• **DO THIS**
Copy the data precisely, character for character, and leave out every picture.

☆ ☆ ☆ ☆ ☆ ☆ ☆

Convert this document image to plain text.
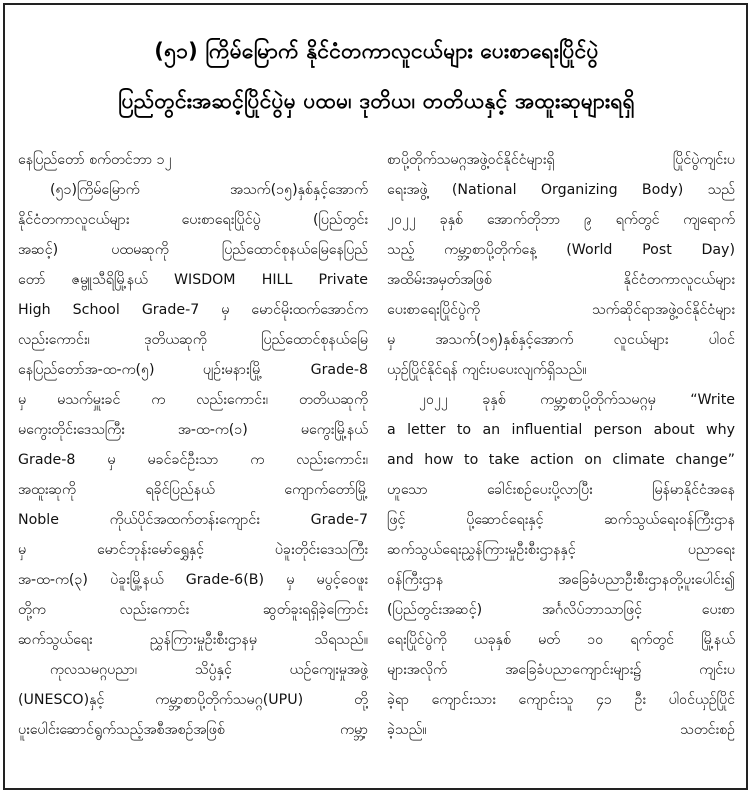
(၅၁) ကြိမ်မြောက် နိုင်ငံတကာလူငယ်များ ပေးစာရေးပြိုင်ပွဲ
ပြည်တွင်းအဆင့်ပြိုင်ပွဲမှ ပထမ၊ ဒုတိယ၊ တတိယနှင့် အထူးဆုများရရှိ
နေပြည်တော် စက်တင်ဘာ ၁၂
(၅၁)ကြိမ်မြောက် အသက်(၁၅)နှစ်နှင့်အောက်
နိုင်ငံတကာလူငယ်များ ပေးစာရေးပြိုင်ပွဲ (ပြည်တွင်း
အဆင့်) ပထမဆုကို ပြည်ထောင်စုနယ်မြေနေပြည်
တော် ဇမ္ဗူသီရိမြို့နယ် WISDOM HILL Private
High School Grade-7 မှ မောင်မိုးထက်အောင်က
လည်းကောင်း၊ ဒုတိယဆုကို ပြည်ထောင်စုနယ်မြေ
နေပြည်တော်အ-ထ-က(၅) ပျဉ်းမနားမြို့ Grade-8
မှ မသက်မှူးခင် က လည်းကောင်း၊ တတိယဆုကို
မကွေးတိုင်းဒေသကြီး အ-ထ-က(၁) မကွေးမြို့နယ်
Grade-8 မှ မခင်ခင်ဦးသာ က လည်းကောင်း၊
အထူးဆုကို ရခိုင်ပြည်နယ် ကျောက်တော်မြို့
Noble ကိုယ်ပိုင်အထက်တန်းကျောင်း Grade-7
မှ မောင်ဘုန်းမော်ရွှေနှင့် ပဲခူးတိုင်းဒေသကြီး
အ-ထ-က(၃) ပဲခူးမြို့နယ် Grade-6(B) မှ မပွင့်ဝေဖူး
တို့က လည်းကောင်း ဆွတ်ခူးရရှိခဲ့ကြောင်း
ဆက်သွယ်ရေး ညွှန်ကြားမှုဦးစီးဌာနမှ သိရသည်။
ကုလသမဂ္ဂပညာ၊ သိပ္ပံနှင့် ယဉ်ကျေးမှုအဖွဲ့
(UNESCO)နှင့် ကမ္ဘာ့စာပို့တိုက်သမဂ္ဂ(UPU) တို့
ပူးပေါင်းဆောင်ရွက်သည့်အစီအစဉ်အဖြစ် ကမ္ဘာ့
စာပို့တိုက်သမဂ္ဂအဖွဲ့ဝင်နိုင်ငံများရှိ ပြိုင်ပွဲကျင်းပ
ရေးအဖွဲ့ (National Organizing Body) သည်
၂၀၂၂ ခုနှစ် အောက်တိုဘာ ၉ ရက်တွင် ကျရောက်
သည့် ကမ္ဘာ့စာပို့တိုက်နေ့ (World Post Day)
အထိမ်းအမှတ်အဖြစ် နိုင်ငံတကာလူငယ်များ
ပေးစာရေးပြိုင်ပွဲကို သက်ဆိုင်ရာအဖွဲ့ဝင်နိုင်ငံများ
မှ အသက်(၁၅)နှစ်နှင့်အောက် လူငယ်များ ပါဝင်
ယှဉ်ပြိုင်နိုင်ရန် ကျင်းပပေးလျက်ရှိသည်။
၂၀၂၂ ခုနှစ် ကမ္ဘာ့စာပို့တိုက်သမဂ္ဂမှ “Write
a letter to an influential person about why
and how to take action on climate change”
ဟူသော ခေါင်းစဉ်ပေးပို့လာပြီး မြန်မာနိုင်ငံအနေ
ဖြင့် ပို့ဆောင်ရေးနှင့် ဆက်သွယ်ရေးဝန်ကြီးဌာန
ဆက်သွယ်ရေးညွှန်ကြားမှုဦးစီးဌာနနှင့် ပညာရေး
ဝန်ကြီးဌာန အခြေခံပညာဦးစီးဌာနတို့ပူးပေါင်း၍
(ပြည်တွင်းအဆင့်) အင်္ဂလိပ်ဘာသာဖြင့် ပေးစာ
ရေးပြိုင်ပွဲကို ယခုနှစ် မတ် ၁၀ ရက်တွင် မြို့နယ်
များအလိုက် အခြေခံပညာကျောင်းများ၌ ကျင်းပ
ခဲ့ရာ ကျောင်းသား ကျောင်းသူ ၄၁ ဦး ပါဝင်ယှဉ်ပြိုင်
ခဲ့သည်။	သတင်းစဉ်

☆ ☆ ☆ ☆ ☆ ☆ ☆

• **ANSWER TO THIS EXERCISE**
Convert this document image to plain text.
(၅၁) ကြိမ်မြောက် နိုင်ငံတကာလူငယ်များ ပေးစာရေးပြိုင်ပွဲ
ပြည်တွင်းအဆင့်ပြိုင်ပွဲမှ ပထမ၊ ဒုတိယ၊ တတိယနှင့် အထူးဆုများရရှိ
နေပြည်တော် စက်တင်ဘာ ၁၂
(၅၁)ကြိမ်မြောက် အသက်(၁၅)နှစ်နှင့်အောက်
နိုင်ငံတကာလူငယ်များ ပေးစာရေးပြိုင်ပွဲ (ပြည်တွင်း
အဆင့်) ပထမဆုကို ပြည်ထောင်စုနယ်မြေနေပြည်
တော် ဇမ္ဗူသီရိမြို့နယ် WISDOM HILL Private
High School Grade-7 မှ မောင်မိုးထက်အောင်က
လည်းကောင်း၊ ဒုတိယဆုကို ပြည်ထောင်စုနယ်မြေ
နေပြည်တော်အ-ထ-က(၅) ပျဉ်းမနားမြို့ Grade-8
မှ မသက်မှူးခင် က လည်းကောင်း၊ တတိယဆုကို
မကွေးတိုင်းဒေသကြီး အ-ထ-က(၁) မကွေးမြို့နယ်
Grade-8 မှ မခင်ခင်ဦးသာ က လည်းကောင်း၊
အထူးဆုကို ရခိုင်ပြည်နယ် ကျောက်တော်မြို့
Noble ကိုယ်ပိုင်အထက်တန်းကျောင်း Grade-7
မှ မောင်ဘုန်းမော်ရွှေနှင့် ပဲခူးတိုင်းဒေသကြီး
အ-ထ-က(၃) ပဲခူးမြို့နယ် Grade-6(B) မှ မပွင့်ဝေဖူး
တို့က လည်းကောင်း ဆွတ်ခူးရရှိခဲ့ကြောင်း
ဆက်သွယ်ရေး ညွှန်ကြားမှုဦးစီးဌာနမှ သိရသည်။
ကုလသမဂ္ဂပညာ၊ သိပ္ပံနှင့် ယဉ်ကျေးမှုအဖွဲ့
(UNESCO)နှင့် ကမ္ဘာ့စာပို့တိုက်သမဂ္ဂ(UPU) တို့
ပူးပေါင်းဆောင်ရွက်သည့်အစီအစဉ်အဖြစ် ကမ္ဘာ့
စာပို့တိုက်သမဂ္ဂအဖွဲ့ဝင်နိုင်ငံများရှိ ပြိုင်ပွဲကျင်းပ
ရေးအဖွဲ့ (National Organizing Body) သည်
၂၀၂၂ ခုနှစ် အောက်တိုဘာ ၉ ရက်တွင် ကျရောက်
သည့် ကမ္ဘာ့စာပို့တိုက်နေ့ (World Post Day)
အထိမ်းအမှတ်အဖြစ် နိုင်ငံတကာလူငယ်များ
ပေးစာရေးပြိုင်ပွဲကို သက်ဆိုင်ရာအဖွဲ့ဝင်နိုင်ငံများ
မှ အသက်(၁၅)နှစ်နှင့်အောက် လူငယ်များ ပါဝင်
ယှဉ်ပြိုင်နိုင်ရန် ကျင်းပပေးလျက်ရှိသည်။
၂၀၂၂ ခုနှစ် ကမ္ဘာ့စာပို့တိုက်သမဂ္ဂမှ “Write
a letter to an influential person about why
and how to take action on climate change”
ဟူသော ခေါင်းစဉ်ပေးပို့လာပြီး မြန်မာနိုင်ငံအနေ
ဖြင့် ပို့ဆောင်ရေးနှင့် ဆက်သွယ်ရေးဝန်ကြီးဌာန
ဆက်သွယ်ရေးညွှန်ကြားမှုဦးစီးဌာနနှင့် ပညာရေး
ဝန်ကြီးဌာန အခြေခံပညာဦးစီးဌာနတို့ပူးပေါင်း၍
(ပြည်တွင်းအဆင့်) အင်္ဂလိပ်ဘာသာဖြင့် ပေးစာ
ရေးပြိုင်ပွဲကို ယခုနှစ် မတ် ၁၀ ရက်တွင် မြို့နယ်
များအလိုက် အခြေခံပညာကျောင်းများ၌ ကျင်းပ
ခဲ့ရာ ကျောင်းသား ကျောင်းသူ ၄၁ ဦး ပါဝင်ယှဉ်ပြိုင်
ခဲ့သည်။	သတင်းစဉ်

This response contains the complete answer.